* **Stored data**:

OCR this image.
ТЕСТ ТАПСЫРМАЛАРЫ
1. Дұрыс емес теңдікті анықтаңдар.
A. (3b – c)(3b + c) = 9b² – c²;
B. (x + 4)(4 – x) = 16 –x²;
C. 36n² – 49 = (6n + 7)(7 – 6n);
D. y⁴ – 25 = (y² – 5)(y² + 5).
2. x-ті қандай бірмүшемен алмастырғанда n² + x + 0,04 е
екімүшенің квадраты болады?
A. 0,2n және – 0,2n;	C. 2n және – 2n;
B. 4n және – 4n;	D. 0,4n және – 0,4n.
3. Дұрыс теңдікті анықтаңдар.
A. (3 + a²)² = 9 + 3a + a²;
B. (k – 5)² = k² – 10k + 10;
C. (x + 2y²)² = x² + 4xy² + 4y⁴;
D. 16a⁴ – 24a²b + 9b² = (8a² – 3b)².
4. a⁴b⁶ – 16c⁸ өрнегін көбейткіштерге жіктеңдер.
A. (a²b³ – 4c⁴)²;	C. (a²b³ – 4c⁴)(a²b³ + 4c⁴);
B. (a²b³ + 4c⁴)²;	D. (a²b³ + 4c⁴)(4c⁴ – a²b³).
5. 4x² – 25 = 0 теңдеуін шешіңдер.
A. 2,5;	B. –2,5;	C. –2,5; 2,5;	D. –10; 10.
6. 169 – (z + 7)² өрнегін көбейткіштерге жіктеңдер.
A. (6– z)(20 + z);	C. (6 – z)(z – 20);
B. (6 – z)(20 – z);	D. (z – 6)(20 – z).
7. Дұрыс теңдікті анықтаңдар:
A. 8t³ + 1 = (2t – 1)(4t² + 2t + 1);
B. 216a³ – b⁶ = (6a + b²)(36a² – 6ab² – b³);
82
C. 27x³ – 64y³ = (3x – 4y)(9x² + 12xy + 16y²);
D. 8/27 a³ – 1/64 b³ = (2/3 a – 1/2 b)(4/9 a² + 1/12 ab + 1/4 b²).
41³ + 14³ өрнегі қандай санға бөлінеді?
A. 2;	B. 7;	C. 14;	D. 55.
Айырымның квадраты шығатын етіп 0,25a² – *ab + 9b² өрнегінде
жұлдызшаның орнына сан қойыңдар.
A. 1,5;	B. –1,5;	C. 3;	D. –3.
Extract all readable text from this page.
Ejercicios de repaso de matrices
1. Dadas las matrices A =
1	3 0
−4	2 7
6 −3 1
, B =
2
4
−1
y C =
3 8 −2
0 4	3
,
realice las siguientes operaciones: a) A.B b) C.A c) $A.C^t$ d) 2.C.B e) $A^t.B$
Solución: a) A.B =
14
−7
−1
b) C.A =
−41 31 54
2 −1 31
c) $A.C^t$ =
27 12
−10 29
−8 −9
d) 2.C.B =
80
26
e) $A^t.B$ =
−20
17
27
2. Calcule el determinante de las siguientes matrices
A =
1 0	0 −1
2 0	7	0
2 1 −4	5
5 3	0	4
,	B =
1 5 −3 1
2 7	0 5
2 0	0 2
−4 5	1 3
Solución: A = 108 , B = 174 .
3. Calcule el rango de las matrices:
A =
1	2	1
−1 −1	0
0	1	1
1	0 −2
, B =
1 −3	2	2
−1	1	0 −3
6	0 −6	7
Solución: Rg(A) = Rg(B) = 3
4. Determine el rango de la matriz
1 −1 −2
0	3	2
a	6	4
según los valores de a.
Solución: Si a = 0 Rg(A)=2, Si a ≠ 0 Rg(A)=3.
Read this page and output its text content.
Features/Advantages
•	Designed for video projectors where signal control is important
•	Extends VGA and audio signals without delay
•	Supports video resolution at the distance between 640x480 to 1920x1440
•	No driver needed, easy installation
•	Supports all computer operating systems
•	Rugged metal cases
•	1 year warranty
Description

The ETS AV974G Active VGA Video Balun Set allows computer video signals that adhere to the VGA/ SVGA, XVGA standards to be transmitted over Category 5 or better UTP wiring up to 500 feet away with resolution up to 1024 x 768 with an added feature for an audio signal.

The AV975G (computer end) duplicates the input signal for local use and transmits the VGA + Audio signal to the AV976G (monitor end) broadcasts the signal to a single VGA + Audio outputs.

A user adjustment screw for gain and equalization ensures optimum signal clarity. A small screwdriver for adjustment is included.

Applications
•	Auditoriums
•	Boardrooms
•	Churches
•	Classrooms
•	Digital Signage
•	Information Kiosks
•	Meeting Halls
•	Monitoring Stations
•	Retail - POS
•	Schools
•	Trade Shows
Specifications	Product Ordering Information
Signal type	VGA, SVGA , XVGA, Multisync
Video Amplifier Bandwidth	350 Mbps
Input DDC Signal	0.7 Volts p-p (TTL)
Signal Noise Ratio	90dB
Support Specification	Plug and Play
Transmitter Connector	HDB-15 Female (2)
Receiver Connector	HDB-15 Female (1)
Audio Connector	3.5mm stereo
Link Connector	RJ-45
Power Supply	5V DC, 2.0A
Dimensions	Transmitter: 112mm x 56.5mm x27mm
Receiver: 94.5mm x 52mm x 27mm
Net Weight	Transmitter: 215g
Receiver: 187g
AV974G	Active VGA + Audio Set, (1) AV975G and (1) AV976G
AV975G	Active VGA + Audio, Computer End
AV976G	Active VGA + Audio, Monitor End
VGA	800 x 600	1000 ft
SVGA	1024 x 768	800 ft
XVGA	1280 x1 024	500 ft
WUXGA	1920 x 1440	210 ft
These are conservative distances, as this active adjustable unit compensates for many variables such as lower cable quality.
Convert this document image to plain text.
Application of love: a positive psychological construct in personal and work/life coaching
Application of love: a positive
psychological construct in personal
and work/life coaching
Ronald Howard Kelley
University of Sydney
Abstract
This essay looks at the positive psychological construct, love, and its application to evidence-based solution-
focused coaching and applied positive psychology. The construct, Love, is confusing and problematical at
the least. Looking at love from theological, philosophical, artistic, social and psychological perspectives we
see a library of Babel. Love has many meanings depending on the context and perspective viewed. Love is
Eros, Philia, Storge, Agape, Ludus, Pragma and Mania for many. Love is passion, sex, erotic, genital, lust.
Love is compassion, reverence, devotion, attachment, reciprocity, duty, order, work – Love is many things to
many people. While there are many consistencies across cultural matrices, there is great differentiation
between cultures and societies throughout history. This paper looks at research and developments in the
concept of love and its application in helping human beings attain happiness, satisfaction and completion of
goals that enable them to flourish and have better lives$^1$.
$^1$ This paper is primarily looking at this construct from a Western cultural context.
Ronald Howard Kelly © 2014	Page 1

* **What to do**: Copy out every line holding the string "between".

* **Exercise output**:
•	Supports video resolution at the distance between 640x480 to 1920x1440
between cultures and societies throughout history. This paper looks at research and developments in the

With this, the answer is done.